CRUX

Welcome to CRUX bug tracking.
Tasklist

FS#923 - pkgmk able to change the name of downloaded tarballs

Attached to Project: CRUX
Opened by Lukc (Lukc) - Wednesday, 15 May 2013, 17:15 GMT
Last edited by Tim Biermann (tb) - Saturday, 12 June 2021, 12:17 GMT
Task Type Improvement
Category tools → pkgutils
Status New
Assigned To CRUX Developers (crux)
Operating System CRUX
Severity Low
Priority Normal
Reported Version 3.0
Due in Version Undecided
Due Date Undecided
Percent Complete 0%
Votes 4
Private No

Details

Some tarballs are available only under very generic names, like “0.1.tar.gz”. This can be a problem if two or more recipes use tarballs with the same name.

A solution to that would be to set the local name of the tarballs. Here’s an example:

source=(http://foo/bar/$version.tar.gz as $name-$version.tar.gz)

########################################

DIRECTIVE A |
Write out the entries exactly, starting at the line that contains "Find all labels, buttons, inputs, and" and ending at the line that contains "svg-text:ONLY FOR VILLA", including both of those lines.

ENTRIES SUPPLIED |

########################################

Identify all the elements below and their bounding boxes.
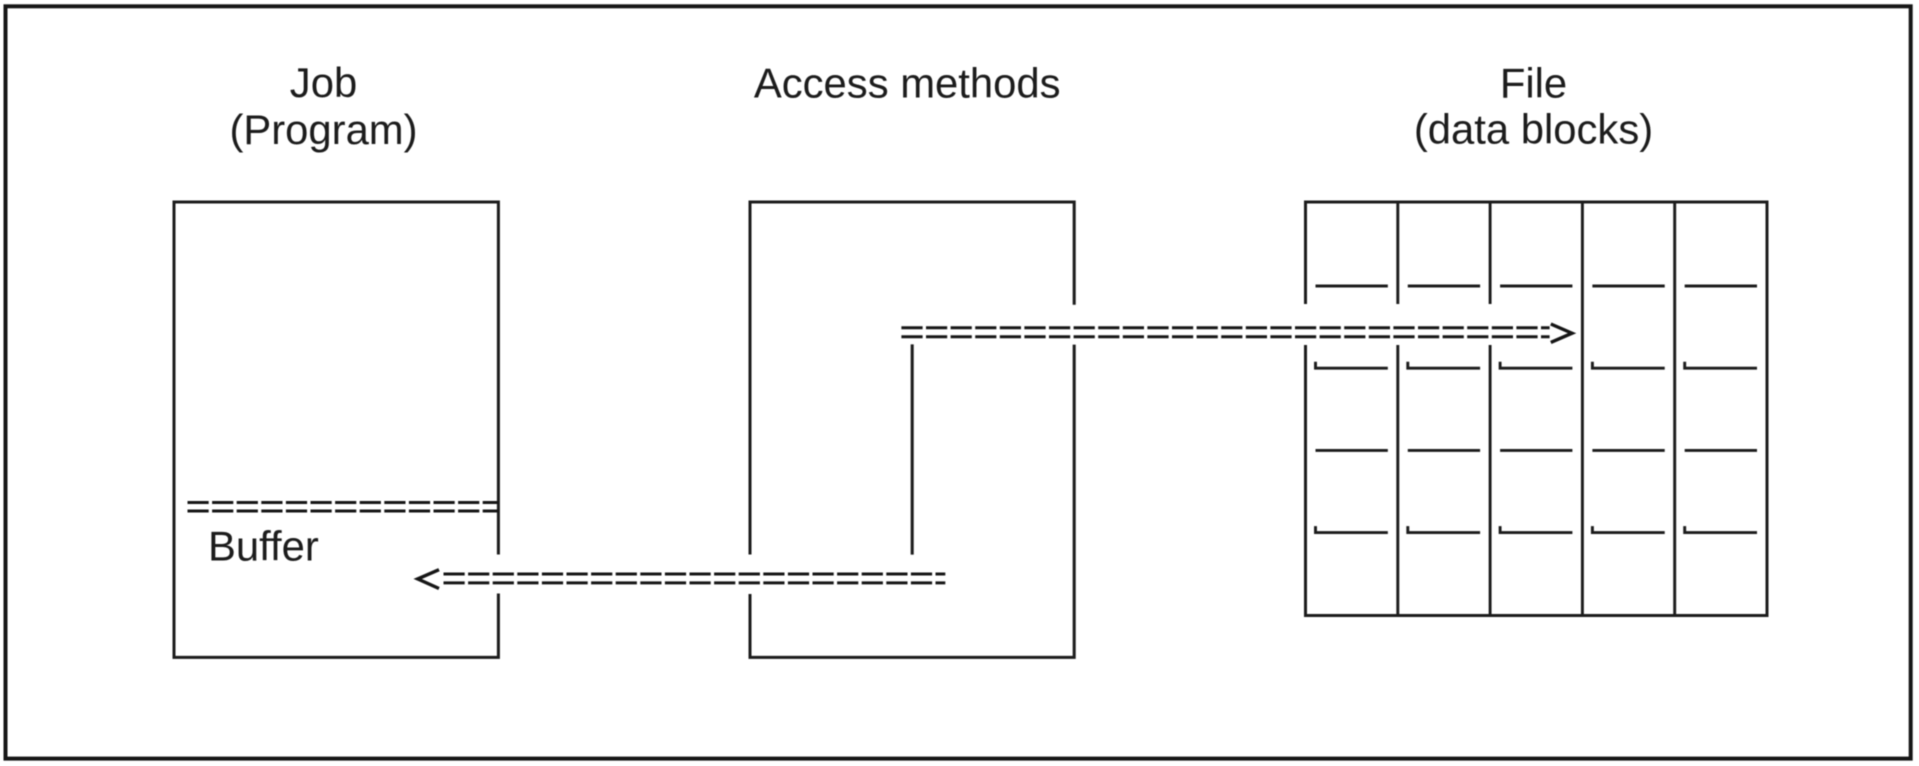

########################################

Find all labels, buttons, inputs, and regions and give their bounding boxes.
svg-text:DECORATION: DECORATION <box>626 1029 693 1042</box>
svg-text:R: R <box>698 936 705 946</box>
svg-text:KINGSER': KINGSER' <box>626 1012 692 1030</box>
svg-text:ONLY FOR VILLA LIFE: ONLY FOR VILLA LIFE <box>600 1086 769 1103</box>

########################################

DIRECTIVE B |
Continue the bug report on letting pkgmk rename downloaded tarballs from the point where it stops.

TASK RESULT A |
Find all labels, buttons, inputs, and regions and give their bounding boxes.
svg-text:DECORATION: DECORATION <box>626 1029 693 1042</box>
svg-text:R: R <box>698 936 705 946</box>
svg-text:KINGSER': KINGSER' <box>626 1012 692 1030</box>
svg-text:ONLY FOR VILLA LIFE: ONLY FOR VILLA LIFE <box>600 1086 769 1103</box>

TASK RESULT B |
In this example, the $version.tar.gz tarball is downloaded as usual, but locally stored as $name-$version.tar.gz. The content of the tarball is left unmodified, but collision with other packages is hopefully avoided.

A proposed patch is attached. It allows the “as” keyword to be used in the source array. Downloads, extractions and md5sums have been tested with it on renamed and un-renamed sources.

(that being said, if someone finds a simpler way to add support of that keyword to pkgmk, it’d be great \o/)
   as.diff (4.9 KiB)
This task depends upon

Comment by Jose V Beneyto (sepen) - Thursday, 16 May 2013, 18:48 GMT
Why not use a coma separated way?
I wrote a little patch that worked with sources like:

source=(http://foo/bar/$version.tar.gz,$name-$version.tar.gz)

or

source=(http://foo/bar/$version.tar.gz,$name-$version.tar.gz http://foo/bar-zzz/$version.tar.gz,$name-zzz-$version.tar.gz)



Comment by Lukc (Lukc) - Thursday, 16 May 2013, 21:06 GMT
Someone also suggested using "http://foo/bar/$version.tar.gz as $name-$version.tar.gz" as a single entry in the source array.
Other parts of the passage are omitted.